> **Record set**
┌──

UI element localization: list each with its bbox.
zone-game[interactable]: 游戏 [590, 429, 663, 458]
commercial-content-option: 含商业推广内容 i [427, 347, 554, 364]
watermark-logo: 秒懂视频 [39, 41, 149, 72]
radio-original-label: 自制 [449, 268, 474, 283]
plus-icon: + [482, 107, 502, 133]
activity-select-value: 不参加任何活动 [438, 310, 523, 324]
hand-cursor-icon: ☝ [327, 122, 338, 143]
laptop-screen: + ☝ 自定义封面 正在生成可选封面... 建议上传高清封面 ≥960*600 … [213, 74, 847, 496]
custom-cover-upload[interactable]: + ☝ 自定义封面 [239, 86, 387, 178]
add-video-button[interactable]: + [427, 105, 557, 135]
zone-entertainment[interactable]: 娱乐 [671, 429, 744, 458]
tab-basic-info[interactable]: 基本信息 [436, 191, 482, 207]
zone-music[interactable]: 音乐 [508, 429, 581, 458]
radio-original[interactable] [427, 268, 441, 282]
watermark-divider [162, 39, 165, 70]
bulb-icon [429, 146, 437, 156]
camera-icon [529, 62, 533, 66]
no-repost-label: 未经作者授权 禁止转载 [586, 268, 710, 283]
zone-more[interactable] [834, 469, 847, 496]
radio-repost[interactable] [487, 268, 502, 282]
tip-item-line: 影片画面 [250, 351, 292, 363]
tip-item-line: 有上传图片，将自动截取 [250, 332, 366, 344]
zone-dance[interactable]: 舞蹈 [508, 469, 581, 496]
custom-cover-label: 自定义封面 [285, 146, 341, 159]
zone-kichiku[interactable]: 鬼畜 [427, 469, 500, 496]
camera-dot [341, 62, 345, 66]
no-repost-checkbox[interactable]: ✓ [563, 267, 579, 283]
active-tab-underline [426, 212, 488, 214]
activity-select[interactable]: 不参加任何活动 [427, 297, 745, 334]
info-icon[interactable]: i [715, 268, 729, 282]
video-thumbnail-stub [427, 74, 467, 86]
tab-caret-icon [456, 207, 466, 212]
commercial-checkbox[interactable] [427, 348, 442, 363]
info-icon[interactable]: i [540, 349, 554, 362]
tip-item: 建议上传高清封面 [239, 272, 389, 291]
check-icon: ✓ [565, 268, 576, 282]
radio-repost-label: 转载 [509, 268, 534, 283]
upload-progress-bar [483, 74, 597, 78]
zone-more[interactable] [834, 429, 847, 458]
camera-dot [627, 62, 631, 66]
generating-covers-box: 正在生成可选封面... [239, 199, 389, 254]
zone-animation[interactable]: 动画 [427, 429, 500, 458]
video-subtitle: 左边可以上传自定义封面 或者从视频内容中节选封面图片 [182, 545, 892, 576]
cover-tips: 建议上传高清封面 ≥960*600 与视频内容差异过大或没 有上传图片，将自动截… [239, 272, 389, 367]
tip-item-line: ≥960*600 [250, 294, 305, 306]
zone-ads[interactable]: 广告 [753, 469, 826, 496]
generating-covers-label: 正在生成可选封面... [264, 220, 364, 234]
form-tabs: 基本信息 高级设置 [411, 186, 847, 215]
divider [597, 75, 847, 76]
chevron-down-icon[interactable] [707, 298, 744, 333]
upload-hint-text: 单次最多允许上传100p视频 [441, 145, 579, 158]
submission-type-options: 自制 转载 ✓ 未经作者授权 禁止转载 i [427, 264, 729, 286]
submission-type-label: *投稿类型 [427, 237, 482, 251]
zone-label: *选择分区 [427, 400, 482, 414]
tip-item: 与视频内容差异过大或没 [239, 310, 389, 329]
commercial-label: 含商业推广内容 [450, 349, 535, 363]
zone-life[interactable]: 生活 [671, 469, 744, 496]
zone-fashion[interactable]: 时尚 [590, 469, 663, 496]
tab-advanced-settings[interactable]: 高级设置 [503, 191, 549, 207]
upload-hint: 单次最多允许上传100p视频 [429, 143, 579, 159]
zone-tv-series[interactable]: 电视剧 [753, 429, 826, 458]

└──

> **Problem statement**
Transcribe each of the records above line for line, with no changes.

> **Task response**
UI element localization: list each with its bbox.
zone-game[interactable]: 游戏 [590, 429, 663, 458]
commercial-content-option: 含商业推广内容 i [427, 347, 554, 364]
watermark-logo: 秒懂视频 [39, 41, 149, 72]
radio-original-label: 自制 [449, 268, 474, 283]
plus-icon: + [482, 107, 502, 133]
activity-select-value: 不参加任何活动 [438, 310, 523, 324]
hand-cursor-icon: ☝ [327, 122, 338, 143]
laptop-screen: + ☝ 自定义封面 正在生成可选封面... 建议上传高清封面 ≥960*600 … [213, 74, 847, 496]
custom-cover-upload[interactable]: + ☝ 自定义封面 [239, 86, 387, 178]
add-video-button[interactable]: + [427, 105, 557, 135]
zone-entertainment[interactable]: 娱乐 [671, 429, 744, 458]
tab-basic-info[interactable]: 基本信息 [436, 191, 482, 207]
zone-music[interactable]: 音乐 [508, 429, 581, 458]
radio-original[interactable] [427, 268, 441, 282]
watermark-divider [162, 39, 165, 70]
bulb-icon [429, 146, 437, 156]
camera-icon [529, 62, 533, 66]
no-repost-label: 未经作者授权 禁止转载 [586, 268, 710, 283]
zone-more[interactable] [834, 469, 847, 496]
radio-repost[interactable] [487, 268, 502, 282]
tip-item-line: 影片画面 [250, 351, 292, 363]
tip-item-line: 有上传图片，将自动截取 [250, 332, 366, 344]
zone-dance[interactable]: 舞蹈 [508, 469, 581, 496]
custom-cover-label: 自定义封面 [285, 146, 341, 159]
zone-kichiku[interactable]: 鬼畜 [427, 469, 500, 496]
camera-dot [341, 62, 345, 66]
no-repost-checkbox[interactable]: ✓ [563, 267, 579, 283]
active-tab-underline [426, 212, 488, 214]
activity-select[interactable]: 不参加任何活动 [427, 297, 745, 334]
info-icon[interactable]: i [715, 268, 729, 282]
video-thumbnail-stub [427, 74, 467, 86]
tab-caret-icon [456, 207, 466, 212]
commercial-checkbox[interactable] [427, 348, 442, 363]
info-icon[interactable]: i [540, 349, 554, 362]
tip-item: 建议上传高清封面 [239, 272, 389, 291]
check-icon: ✓ [565, 268, 576, 282]
radio-repost-label: 转载 [509, 268, 534, 283]
upload-progress-bar [483, 74, 597, 78]
zone-more[interactable] [834, 429, 847, 458]
camera-dot [627, 62, 631, 66]
generating-covers-box: 正在生成可选封面... [239, 199, 389, 254]
zone-animation[interactable]: 动画 [427, 429, 500, 458]
video-subtitle: 左边可以上传自定义封面 或者从视频内容中节选封面图片 [182, 545, 892, 576]
cover-tips: 建议上传高清封面 ≥960*600 与视频内容差异过大或没 有上传图片，将自动截… [239, 272, 389, 367]
tip-item-line: ≥960*600 [250, 294, 305, 306]
zone-ads[interactable]: 广告 [753, 469, 826, 496]
generating-covers-label: 正在生成可选封面... [264, 220, 364, 234]
form-tabs: 基本信息 高级设置 [411, 186, 847, 215]
divider [597, 75, 847, 76]
chevron-down-icon[interactable] [707, 298, 744, 333]
upload-hint-text: 单次最多允许上传100p视频 [441, 145, 579, 158]
submission-type-options: 自制 转载 ✓ 未经作者授权 禁止转载 i [427, 264, 729, 286]
submission-type-label: *投稿类型 [427, 237, 482, 251]
zone-label: *选择分区 [427, 400, 482, 414]
tip-item: 与视频内容差异过大或没 [239, 310, 389, 329]
commercial-label: 含商业推广内容 [450, 349, 535, 363]
zone-life[interactable]: 生活 [671, 469, 744, 496]
zone-fashion[interactable]: 时尚 [590, 469, 663, 496]
tab-advanced-settings[interactable]: 高级设置 [503, 191, 549, 207]
upload-hint: 单次最多允许上传100p视频 [429, 143, 579, 159]
zone-tv-series[interactable]: 电视剧 [753, 429, 826, 458]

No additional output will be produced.